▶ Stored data
******************************

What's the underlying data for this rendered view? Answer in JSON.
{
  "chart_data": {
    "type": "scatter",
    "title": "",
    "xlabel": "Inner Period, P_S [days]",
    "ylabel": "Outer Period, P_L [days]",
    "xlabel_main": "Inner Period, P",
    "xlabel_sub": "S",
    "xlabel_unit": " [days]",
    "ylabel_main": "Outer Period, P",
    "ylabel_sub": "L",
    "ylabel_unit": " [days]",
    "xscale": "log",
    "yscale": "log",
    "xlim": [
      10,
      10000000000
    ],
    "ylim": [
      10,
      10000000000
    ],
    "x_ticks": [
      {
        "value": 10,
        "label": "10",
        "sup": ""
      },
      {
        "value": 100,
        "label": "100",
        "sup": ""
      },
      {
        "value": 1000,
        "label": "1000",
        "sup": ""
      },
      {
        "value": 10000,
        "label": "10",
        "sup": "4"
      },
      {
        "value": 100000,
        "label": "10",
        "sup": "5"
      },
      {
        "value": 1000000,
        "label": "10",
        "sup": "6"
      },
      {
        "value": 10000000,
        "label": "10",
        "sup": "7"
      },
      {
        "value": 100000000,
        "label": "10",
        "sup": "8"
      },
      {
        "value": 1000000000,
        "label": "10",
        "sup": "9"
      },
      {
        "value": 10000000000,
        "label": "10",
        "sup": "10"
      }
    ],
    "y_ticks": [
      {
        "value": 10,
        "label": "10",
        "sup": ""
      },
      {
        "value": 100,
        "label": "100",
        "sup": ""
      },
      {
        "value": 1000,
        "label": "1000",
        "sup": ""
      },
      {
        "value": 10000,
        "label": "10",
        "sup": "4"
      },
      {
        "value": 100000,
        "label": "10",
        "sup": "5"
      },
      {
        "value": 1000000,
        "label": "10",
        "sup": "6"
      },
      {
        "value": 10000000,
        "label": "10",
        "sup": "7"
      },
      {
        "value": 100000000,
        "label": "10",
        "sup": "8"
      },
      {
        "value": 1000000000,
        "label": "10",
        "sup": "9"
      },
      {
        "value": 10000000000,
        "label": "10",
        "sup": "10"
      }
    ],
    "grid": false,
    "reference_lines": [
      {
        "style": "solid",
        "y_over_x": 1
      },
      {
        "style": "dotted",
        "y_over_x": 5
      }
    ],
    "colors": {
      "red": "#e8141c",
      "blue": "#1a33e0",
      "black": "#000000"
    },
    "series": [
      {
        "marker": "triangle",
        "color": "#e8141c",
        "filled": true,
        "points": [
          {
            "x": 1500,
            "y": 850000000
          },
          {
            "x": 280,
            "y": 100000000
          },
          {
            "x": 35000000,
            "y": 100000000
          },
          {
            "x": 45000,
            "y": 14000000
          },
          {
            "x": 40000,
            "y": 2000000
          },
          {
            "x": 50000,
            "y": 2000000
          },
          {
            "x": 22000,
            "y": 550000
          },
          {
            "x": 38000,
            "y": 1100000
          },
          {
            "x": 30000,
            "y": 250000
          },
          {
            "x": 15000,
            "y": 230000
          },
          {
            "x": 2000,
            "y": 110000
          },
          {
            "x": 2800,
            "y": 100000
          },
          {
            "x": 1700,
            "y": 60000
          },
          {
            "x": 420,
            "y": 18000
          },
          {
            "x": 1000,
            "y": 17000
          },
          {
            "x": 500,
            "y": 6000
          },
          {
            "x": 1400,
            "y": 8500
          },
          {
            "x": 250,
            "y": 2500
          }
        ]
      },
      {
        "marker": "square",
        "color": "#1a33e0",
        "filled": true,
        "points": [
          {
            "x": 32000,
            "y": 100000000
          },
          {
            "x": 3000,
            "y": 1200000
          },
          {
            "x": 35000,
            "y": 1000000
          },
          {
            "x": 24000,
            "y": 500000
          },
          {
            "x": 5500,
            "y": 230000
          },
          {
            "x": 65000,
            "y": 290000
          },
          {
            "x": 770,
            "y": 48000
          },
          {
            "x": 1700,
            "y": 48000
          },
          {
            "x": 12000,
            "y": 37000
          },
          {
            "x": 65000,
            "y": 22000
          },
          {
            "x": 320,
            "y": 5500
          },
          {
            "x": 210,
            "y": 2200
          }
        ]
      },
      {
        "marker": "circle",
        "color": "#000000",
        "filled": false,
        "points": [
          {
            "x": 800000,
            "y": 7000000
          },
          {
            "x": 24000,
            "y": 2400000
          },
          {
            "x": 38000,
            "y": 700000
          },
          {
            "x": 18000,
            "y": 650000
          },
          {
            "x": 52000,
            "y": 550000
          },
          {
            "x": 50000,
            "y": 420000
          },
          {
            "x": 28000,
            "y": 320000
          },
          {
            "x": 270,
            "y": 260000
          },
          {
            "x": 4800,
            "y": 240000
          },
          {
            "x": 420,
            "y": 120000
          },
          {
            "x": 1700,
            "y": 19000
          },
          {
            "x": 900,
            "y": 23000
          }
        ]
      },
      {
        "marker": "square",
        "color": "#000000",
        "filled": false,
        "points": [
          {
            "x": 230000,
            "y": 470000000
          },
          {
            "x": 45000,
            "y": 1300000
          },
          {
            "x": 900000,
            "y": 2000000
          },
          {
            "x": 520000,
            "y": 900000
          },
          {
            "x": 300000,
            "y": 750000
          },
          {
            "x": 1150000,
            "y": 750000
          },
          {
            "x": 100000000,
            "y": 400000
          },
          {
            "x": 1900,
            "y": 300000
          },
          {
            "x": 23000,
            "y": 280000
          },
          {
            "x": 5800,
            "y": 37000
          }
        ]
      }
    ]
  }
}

******************************

▶ Your objective
Pull out each line of the records holding the string "Period".

▶ The reply
    "xlabel": "Inner Period, P_S [days]",
    "ylabel": "Outer Period, P_L [days]",
    "xlabel_main": "Inner Period, P",
    "ylabel_main": "Outer Period, P",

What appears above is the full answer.